Exercise brief: Reproduce every row below verbatim, leaving out the picture.

______________________________

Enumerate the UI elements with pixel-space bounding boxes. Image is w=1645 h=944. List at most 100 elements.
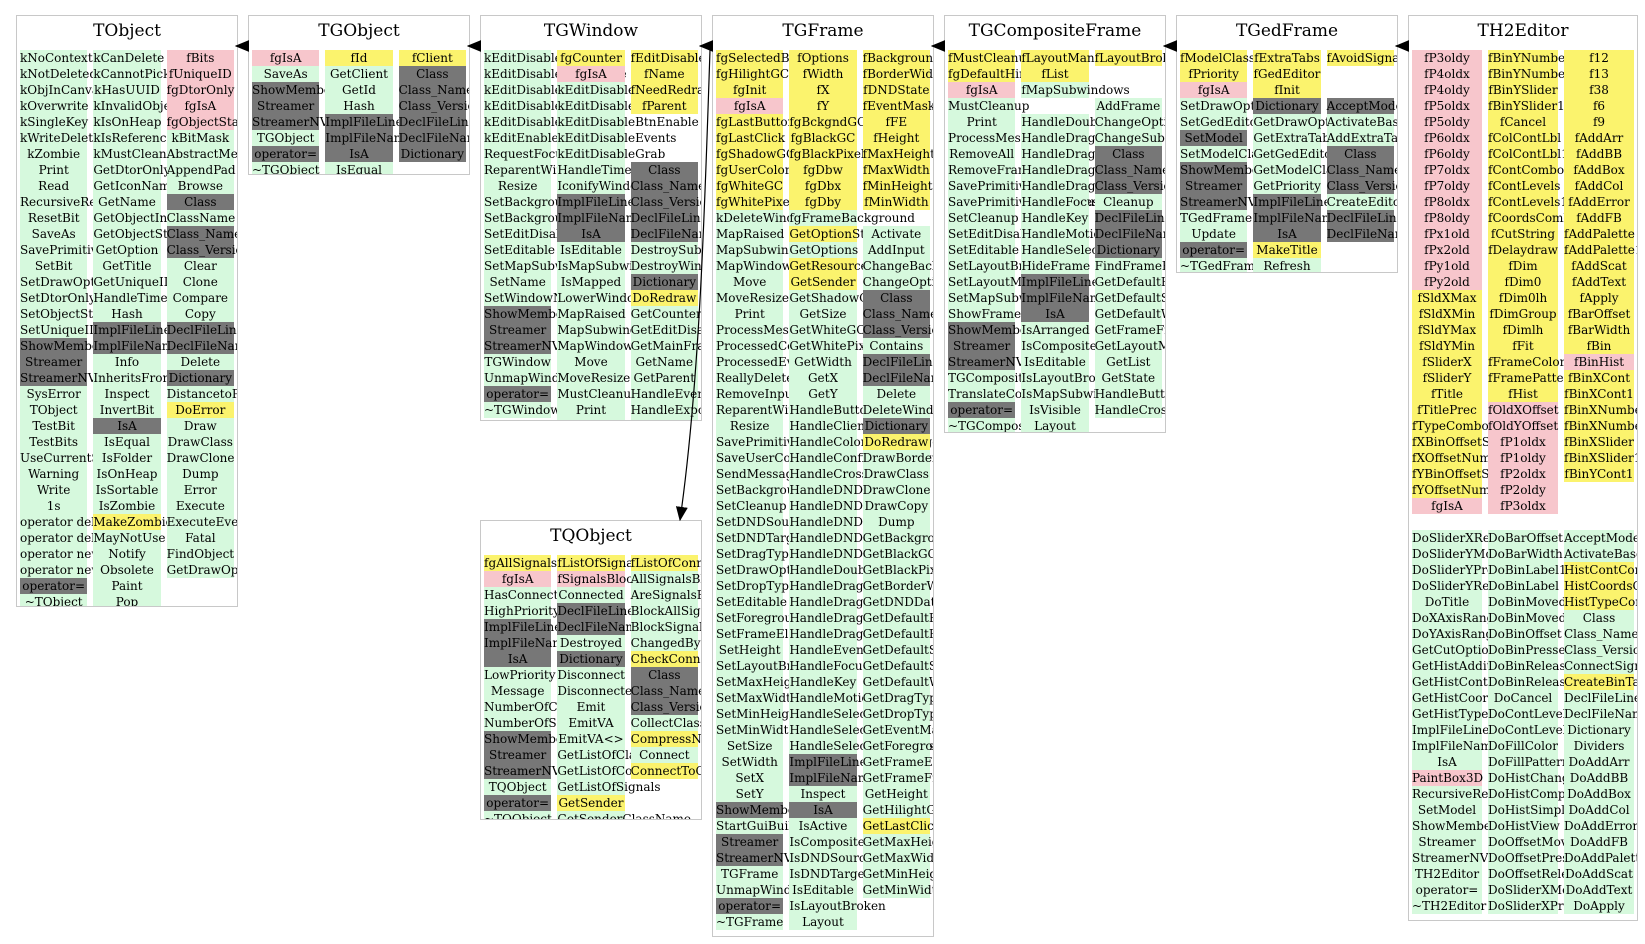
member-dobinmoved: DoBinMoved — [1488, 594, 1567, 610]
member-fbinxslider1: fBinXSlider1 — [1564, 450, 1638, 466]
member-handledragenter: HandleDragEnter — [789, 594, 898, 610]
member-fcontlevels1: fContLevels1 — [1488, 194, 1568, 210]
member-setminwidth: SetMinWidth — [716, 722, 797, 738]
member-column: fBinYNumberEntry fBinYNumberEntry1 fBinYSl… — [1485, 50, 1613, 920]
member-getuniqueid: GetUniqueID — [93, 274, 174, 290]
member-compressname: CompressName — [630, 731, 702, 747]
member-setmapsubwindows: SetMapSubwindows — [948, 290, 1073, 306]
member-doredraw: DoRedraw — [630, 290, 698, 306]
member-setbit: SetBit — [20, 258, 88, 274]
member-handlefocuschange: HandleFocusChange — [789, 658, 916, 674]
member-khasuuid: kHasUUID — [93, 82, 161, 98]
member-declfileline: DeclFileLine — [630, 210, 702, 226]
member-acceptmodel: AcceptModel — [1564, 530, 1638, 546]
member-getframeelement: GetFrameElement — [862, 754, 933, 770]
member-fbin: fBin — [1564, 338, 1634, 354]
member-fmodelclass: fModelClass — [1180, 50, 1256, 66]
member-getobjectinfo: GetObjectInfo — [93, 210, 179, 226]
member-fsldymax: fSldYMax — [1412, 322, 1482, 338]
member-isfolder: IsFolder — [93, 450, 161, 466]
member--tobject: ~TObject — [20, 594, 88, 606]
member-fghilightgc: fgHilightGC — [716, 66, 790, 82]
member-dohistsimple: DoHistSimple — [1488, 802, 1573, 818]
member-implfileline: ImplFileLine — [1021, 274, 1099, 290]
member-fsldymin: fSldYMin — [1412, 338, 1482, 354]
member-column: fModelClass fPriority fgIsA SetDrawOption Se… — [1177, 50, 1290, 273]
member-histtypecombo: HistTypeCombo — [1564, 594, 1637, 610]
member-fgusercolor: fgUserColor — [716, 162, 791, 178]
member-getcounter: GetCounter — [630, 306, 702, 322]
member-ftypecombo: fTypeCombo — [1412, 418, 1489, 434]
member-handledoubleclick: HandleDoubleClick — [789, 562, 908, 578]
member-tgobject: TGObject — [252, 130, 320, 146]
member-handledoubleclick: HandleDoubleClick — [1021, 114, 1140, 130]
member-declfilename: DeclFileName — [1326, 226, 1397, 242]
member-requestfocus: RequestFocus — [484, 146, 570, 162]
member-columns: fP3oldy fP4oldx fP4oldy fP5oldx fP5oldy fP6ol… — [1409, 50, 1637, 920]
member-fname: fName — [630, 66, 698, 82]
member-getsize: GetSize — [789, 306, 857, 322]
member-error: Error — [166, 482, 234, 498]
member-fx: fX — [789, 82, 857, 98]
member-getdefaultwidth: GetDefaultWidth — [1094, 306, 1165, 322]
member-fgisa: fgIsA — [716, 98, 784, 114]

______________________________

Exercise answer:
Enumerate the UI elements with pixel-space bounding boxes. Image is w=1645 h=944. List at most 100 elements.
member-dobinmoved: DoBinMoved — [1488, 594, 1567, 610]
member-fbinxslider1: fBinXSlider1 — [1564, 450, 1638, 466]
member-handledragenter: HandleDragEnter — [789, 594, 898, 610]
member-fcontlevels1: fContLevels1 — [1488, 194, 1568, 210]
member-setminwidth: SetMinWidth — [716, 722, 797, 738]
member-column: fBinYNumberEntry fBinYNumberEntry1 fBinYSl… — [1485, 50, 1613, 920]
member-getuniqueid: GetUniqueID — [93, 274, 174, 290]
member-compressname: CompressName — [630, 731, 702, 747]
member-setmapsubwindows: SetMapSubwindows — [948, 290, 1073, 306]
member-doredraw: DoRedraw — [630, 290, 698, 306]
member-setbit: SetBit — [20, 258, 88, 274]
member-handlefocuschange: HandleFocusChange — [789, 658, 916, 674]
member-khasuuid: kHasUUID — [93, 82, 161, 98]
member-declfileline: DeclFileLine — [630, 210, 702, 226]
member-acceptmodel: AcceptModel — [1564, 530, 1638, 546]
member-getframeelement: GetFrameElement — [862, 754, 933, 770]
member-fbin: fBin — [1564, 338, 1634, 354]
member-fmodelclass: fModelClass — [1180, 50, 1256, 66]
member-getobjectinfo: GetObjectInfo — [93, 210, 179, 226]
member-fsldymax: fSldYMax — [1412, 322, 1482, 338]
member-isfolder: IsFolder — [93, 450, 161, 466]
member--tobject: ~TObject — [20, 594, 88, 606]
member-fghilightgc: fgHilightGC — [716, 66, 790, 82]
member-dohistsimple: DoHistSimple — [1488, 802, 1573, 818]
member-implfileline: ImplFileLine — [1021, 274, 1099, 290]
member-fsldymin: fSldYMin — [1412, 338, 1482, 354]
member-column: fModelClass fPriority fgIsA SetDrawOption Se… — [1177, 50, 1290, 273]
member-histtypecombo: HistTypeCombo — [1564, 594, 1637, 610]
member-fgusercolor: fgUserColor — [716, 162, 791, 178]
member-getcounter: GetCounter — [630, 306, 702, 322]
member-ftypecombo: fTypeCombo — [1412, 418, 1489, 434]
member-handledoubleclick: HandleDoubleClick — [789, 562, 908, 578]
member-tgobject: TGObject — [252, 130, 320, 146]
member-handledoubleclick: HandleDoubleClick — [1021, 114, 1140, 130]
member-declfilename: DeclFileName — [1326, 226, 1397, 242]
member-requestfocus: RequestFocus — [484, 146, 570, 162]
member-columns: fP3oldy fP4oldx fP4oldy fP5oldx fP5oldy fP6ol… — [1409, 50, 1637, 920]
member-fname: fName — [630, 66, 698, 82]
member-getsize: GetSize — [789, 306, 857, 322]
member-error: Error — [166, 482, 234, 498]
member-fx: fX — [789, 82, 857, 98]
member-getdefaultwidth: GetDefaultWidth — [1094, 306, 1165, 322]
member-fgisa: fgIsA — [716, 98, 784, 114]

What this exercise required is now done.